## Document extract
- Theatrical release poster
- Directed by: B. V. Srinivas
- Written by: G. K. Murthy (dialogues)
- Screenplay by: B. V. Srinivas
- Story by: B. V. Srinivas
- Produced by: B. Vittalacharya
- Starring: N. T. Rama Rao Rajasree
- Cinematography: H. S. Venu
- Edited by: K. Govinda Swamy
- Music by: Vijaya Krishna Murthy
- Production company: Sri Vittal Combines
- Release date: 17 October 1969;
- Running time: 124 mins
- Country: India
- Language: Telugu

= Aggi Veerudu =

Aggi Veerudu ( Fire Martial) is a 1969 Telugu-language swashbuckler film, produced by B. Vittalacharya under the Sri Vital Combines banner and directed by B. V. Srinivas. It stars N. T. Rama Rao, and Rajasree with music composed by Vijaya Krishna Murthy. The film was dubbed in Tamil as Maya Theevu Ragasiyam .

## Material provided
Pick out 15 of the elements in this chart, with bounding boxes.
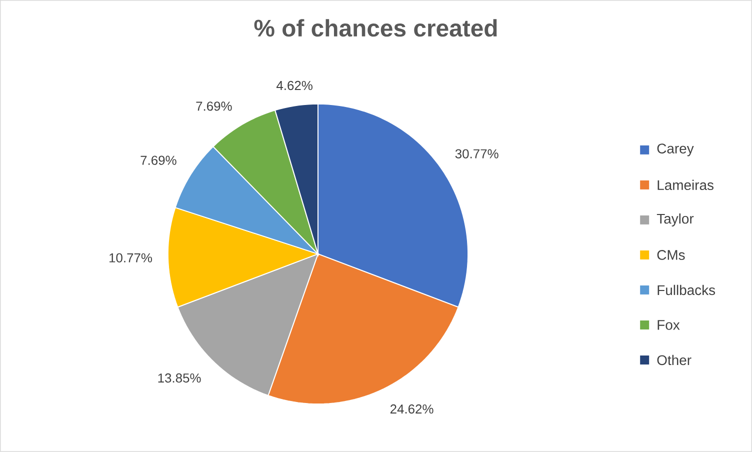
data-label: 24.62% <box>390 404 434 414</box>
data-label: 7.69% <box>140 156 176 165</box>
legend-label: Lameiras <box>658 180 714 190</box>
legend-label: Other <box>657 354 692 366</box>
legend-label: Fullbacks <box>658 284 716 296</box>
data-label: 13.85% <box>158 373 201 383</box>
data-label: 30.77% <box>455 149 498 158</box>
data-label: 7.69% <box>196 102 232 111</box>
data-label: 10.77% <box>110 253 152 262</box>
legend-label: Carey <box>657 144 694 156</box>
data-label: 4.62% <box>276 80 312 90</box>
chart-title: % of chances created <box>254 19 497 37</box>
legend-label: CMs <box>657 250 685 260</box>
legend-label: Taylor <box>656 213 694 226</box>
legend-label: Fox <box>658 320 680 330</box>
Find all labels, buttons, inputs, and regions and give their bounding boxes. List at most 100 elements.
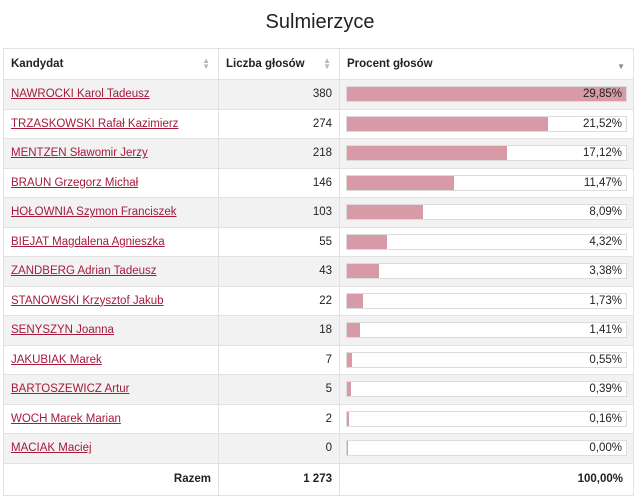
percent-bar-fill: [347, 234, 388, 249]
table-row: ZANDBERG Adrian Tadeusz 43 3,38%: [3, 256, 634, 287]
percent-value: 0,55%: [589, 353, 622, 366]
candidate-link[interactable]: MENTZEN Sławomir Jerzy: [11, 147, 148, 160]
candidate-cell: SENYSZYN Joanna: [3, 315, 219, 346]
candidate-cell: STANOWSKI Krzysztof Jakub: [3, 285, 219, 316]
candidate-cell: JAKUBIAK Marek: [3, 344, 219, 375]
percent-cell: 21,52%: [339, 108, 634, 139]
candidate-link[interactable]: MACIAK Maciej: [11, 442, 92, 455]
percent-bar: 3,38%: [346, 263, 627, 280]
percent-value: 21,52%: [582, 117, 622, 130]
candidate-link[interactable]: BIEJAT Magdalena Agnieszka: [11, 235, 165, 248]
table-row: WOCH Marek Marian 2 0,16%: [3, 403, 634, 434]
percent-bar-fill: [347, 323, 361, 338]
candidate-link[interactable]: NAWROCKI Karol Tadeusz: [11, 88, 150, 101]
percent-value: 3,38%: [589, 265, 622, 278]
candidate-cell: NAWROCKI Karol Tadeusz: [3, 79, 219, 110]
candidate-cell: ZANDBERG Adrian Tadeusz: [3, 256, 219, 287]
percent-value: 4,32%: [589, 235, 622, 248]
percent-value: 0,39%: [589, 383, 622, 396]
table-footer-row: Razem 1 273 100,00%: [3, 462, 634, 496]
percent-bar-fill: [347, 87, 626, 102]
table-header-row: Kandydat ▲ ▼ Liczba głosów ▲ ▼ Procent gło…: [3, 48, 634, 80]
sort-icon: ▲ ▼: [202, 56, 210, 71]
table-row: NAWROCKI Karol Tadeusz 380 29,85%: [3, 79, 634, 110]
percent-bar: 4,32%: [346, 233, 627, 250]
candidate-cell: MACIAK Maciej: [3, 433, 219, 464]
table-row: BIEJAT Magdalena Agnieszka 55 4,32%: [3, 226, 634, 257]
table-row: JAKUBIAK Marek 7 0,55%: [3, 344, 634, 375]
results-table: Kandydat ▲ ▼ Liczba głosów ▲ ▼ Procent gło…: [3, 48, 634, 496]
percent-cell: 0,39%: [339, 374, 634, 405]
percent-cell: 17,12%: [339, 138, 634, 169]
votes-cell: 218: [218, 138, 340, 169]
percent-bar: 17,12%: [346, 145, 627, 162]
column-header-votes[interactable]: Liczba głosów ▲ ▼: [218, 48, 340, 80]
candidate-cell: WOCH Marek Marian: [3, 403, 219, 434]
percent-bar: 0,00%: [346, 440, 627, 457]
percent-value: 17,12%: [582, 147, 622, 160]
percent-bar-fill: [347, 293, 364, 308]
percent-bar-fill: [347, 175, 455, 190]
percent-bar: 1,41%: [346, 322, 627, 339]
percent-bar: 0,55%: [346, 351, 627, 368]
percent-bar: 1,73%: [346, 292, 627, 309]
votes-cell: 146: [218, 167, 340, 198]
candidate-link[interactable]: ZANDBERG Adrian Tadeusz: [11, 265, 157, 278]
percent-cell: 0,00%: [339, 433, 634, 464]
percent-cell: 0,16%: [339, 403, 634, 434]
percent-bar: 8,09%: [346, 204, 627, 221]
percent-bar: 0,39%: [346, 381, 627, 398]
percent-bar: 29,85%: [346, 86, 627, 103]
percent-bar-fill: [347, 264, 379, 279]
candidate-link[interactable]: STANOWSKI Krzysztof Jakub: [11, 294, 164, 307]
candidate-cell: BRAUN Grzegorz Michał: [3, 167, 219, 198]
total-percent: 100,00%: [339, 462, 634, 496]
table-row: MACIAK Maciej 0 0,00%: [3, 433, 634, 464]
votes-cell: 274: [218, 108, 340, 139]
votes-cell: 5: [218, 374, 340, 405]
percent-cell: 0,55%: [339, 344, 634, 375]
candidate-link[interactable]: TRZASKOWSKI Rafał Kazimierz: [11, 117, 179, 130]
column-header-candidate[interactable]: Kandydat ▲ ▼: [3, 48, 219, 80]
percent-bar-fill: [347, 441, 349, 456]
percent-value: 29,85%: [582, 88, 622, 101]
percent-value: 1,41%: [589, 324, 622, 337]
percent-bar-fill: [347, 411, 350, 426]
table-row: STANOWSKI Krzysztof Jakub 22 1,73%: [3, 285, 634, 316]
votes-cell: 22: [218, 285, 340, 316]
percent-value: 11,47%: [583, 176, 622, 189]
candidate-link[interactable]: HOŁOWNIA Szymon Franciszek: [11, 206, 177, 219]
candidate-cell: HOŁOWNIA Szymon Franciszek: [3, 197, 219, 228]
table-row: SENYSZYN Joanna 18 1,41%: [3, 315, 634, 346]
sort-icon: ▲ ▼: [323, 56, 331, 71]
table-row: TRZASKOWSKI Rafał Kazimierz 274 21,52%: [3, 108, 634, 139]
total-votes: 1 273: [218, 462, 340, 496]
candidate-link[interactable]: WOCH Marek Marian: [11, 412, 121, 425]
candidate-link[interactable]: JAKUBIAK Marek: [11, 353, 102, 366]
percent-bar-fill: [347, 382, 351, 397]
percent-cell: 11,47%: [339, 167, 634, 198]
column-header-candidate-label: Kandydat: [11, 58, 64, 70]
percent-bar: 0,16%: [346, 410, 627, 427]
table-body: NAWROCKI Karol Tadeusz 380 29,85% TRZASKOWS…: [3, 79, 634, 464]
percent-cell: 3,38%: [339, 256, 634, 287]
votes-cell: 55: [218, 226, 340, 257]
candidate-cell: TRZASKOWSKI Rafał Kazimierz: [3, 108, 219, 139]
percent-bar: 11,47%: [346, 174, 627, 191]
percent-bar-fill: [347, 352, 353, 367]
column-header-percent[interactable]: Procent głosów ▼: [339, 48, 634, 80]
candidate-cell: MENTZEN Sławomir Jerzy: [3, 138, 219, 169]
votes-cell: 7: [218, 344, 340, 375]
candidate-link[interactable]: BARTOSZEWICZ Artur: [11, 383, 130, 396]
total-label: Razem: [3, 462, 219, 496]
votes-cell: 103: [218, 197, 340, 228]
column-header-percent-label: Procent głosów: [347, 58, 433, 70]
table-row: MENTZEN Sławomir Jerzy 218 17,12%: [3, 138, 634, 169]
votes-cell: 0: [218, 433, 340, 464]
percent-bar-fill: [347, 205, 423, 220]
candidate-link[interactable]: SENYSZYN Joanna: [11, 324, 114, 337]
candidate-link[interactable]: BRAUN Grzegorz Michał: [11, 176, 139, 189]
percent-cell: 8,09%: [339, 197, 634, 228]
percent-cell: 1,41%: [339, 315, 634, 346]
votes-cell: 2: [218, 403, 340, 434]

...

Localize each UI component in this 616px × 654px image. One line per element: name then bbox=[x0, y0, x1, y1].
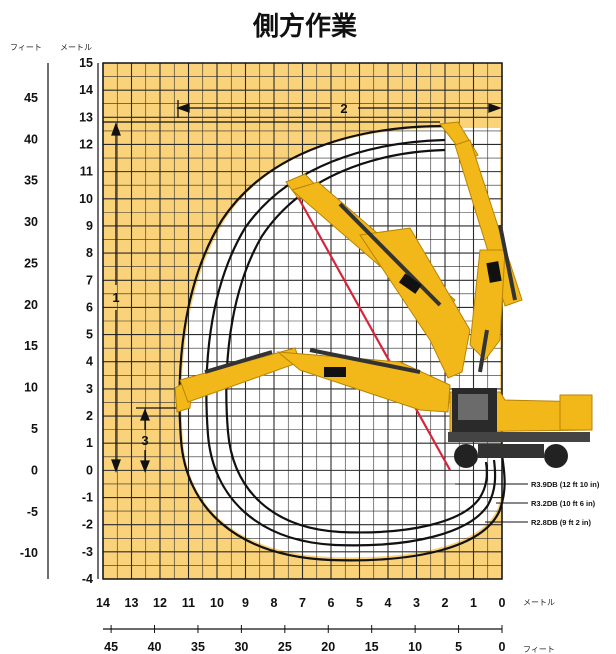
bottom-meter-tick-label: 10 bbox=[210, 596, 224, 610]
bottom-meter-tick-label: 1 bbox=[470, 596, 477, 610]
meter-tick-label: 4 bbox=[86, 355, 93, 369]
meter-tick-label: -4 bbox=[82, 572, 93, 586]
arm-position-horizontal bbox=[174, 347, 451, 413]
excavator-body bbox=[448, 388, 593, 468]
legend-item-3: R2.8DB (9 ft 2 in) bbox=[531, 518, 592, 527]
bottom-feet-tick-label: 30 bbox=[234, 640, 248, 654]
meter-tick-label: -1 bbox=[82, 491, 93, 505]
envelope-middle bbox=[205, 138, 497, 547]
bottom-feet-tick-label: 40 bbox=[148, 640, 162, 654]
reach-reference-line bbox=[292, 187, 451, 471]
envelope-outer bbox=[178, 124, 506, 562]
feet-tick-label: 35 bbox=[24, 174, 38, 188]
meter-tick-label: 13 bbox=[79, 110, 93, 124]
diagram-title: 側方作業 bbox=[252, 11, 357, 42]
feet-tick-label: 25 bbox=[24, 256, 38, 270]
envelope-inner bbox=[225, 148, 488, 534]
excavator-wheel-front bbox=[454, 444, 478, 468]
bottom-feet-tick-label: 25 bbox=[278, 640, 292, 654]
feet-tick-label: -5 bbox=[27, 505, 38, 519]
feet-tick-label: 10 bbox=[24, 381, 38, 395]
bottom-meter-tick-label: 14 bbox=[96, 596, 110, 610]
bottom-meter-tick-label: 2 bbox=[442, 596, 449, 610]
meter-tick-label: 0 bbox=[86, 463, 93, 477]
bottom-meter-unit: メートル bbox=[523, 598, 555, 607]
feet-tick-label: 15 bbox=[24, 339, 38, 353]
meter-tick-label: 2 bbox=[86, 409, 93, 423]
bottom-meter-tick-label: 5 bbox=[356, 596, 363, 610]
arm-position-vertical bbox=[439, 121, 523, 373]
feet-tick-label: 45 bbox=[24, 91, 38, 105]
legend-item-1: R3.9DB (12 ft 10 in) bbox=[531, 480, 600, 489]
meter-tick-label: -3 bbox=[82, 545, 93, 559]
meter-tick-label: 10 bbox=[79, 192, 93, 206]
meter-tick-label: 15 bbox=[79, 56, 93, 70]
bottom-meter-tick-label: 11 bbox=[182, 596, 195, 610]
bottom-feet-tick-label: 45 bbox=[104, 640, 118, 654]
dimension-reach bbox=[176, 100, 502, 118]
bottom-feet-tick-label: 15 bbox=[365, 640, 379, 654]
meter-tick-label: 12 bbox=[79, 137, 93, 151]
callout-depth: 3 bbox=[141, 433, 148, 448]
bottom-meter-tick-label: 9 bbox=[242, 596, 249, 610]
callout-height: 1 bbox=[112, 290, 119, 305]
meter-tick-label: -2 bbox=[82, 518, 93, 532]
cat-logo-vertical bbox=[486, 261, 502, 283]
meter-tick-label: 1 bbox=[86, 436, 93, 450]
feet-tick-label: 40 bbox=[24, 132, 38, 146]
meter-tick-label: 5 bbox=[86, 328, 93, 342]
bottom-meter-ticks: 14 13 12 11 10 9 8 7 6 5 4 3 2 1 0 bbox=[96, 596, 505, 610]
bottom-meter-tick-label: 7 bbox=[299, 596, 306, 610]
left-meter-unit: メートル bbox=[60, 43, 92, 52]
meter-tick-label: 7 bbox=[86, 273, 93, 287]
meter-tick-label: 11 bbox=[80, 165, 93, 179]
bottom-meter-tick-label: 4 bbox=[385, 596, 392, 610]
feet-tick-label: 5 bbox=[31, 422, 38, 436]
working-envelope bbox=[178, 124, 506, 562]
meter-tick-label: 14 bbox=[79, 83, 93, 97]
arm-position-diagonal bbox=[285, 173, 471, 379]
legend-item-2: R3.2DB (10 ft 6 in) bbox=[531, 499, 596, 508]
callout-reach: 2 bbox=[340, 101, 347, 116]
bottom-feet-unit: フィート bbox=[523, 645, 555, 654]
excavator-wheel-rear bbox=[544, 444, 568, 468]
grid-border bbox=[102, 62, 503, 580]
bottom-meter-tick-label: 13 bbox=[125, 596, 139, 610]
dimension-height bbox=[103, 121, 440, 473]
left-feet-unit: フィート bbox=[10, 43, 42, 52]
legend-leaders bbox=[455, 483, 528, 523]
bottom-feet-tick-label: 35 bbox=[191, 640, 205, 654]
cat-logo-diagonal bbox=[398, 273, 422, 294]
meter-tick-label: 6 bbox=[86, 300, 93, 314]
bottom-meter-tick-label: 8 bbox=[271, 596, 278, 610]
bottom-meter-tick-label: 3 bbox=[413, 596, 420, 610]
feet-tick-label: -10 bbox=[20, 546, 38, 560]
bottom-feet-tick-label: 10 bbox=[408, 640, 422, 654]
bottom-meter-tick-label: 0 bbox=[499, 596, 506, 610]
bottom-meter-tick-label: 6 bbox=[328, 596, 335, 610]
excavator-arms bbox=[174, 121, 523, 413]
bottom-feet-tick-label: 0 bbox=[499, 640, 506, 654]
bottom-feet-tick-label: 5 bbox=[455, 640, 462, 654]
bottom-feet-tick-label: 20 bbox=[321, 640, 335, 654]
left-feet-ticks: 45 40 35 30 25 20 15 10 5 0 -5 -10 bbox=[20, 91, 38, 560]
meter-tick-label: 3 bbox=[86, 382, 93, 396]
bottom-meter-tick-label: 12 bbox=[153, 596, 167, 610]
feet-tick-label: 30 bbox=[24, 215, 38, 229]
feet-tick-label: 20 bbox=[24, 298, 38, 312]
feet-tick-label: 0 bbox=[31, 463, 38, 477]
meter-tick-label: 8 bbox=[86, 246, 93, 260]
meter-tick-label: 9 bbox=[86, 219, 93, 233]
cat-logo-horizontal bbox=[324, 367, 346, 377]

## Exercise objective
Please copy the Aggi Veerudu article from "Aggi Veerudu ( Fire" to "Theevu Ragasiyam .", changing "swashbuckler" to "adventure".

## Completed exercise
Aggi Veerudu ( Fire Martial) is a 1969 Telugu-language adventure film, produced by B. Vittalacharya under the Sri Vital Combines banner and directed by B. V. Srinivas. It stars N. T. Rama Rao, and Rajasree with music composed by Vijaya Krishna Murthy. The film was dubbed in Tamil as Maya Theevu Ragasiyam .